====== Information provided

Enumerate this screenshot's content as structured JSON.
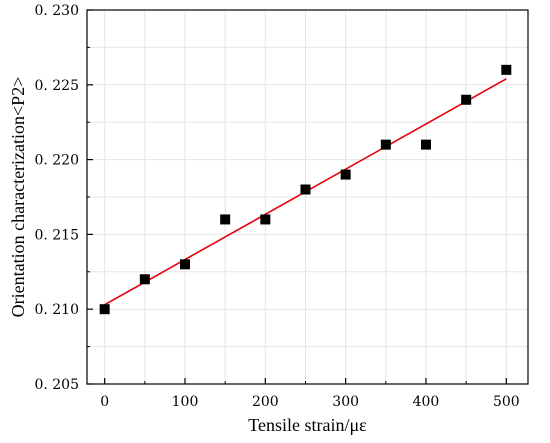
{
  "chart_data": {
    "type": "scatter",
    "title": "",
    "xlabel": "Tensile strain/με",
    "ylabel": "Orientation characterization<P2>",
    "xlim": [
      -22,
      527
    ],
    "ylim": [
      0.205,
      0.23
    ],
    "grid": true,
    "x_ticks": [
      0,
      100,
      200,
      300,
      400,
      500
    ],
    "x_tick_labels": [
      "0",
      "100",
      "200",
      "300",
      "400",
      "500"
    ],
    "y_ticks": [
      0.205,
      0.21,
      0.215,
      0.22,
      0.225,
      0.23
    ],
    "y_tick_labels": [
      "0. 205",
      "0. 210",
      "0. 215",
      "0. 220",
      "0. 225",
      "0. 230"
    ],
    "series": [
      {
        "marker": "square",
        "color": "#000000",
        "x": [
          0,
          50,
          100,
          150,
          200,
          250,
          300,
          350,
          400,
          450,
          500
        ],
        "y": [
          0.21,
          0.212,
          0.213,
          0.216,
          0.216,
          0.218,
          0.219,
          0.221,
          0.221,
          0.224,
          0.226
        ]
      }
    ],
    "fit_line": {
      "type": "linear",
      "color": "#e8000b",
      "x": [
        0,
        500
      ],
      "y": [
        0.2103,
        0.2254
      ]
    }
  }
}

============

• [What you are asked to do]
Copy out every line of the material above exactly, skipping the pictures.

• [Answer to the exercise]
Enumerate this screenshot's content as structured JSON.
{
  "chart_data": {
    "type": "scatter",
    "title": "",
    "xlabel": "Tensile strain/με",
    "ylabel": "Orientation characterization<P2>",
    "xlim": [
      -22,
      527
    ],
    "ylim": [
      0.205,
      0.23
    ],
    "grid": true,
    "x_ticks": [
      0,
      100,
      200,
      300,
      400,
      500
    ],
    "x_tick_labels": [
      "0",
      "100",
      "200",
      "300",
      "400",
      "500"
    ],
    "y_ticks": [
      0.205,
      0.21,
      0.215,
      0.22,
      0.225,
      0.23
    ],
    "y_tick_labels": [
      "0. 205",
      "0. 210",
      "0. 215",
      "0. 220",
      "0. 225",
      "0. 230"
    ],
    "series": [
      {
        "marker": "square",
        "color": "#000000",
        "x": [
          0,
          50,
          100,
          150,
          200,
          250,
          300,
          350,
          400,
          450,
          500
        ],
        "y": [
          0.21,
          0.212,
          0.213,
          0.216,
          0.216,
          0.218,
          0.219,
          0.221,
          0.221,
          0.224,
          0.226
        ]
      }
    ],
    "fit_line": {
      "type": "linear",
      "color": "#e8000b",
      "x": [
        0,
        500
      ],
      "y": [
        0.2103,
        0.2254
      ]
    }
  }
}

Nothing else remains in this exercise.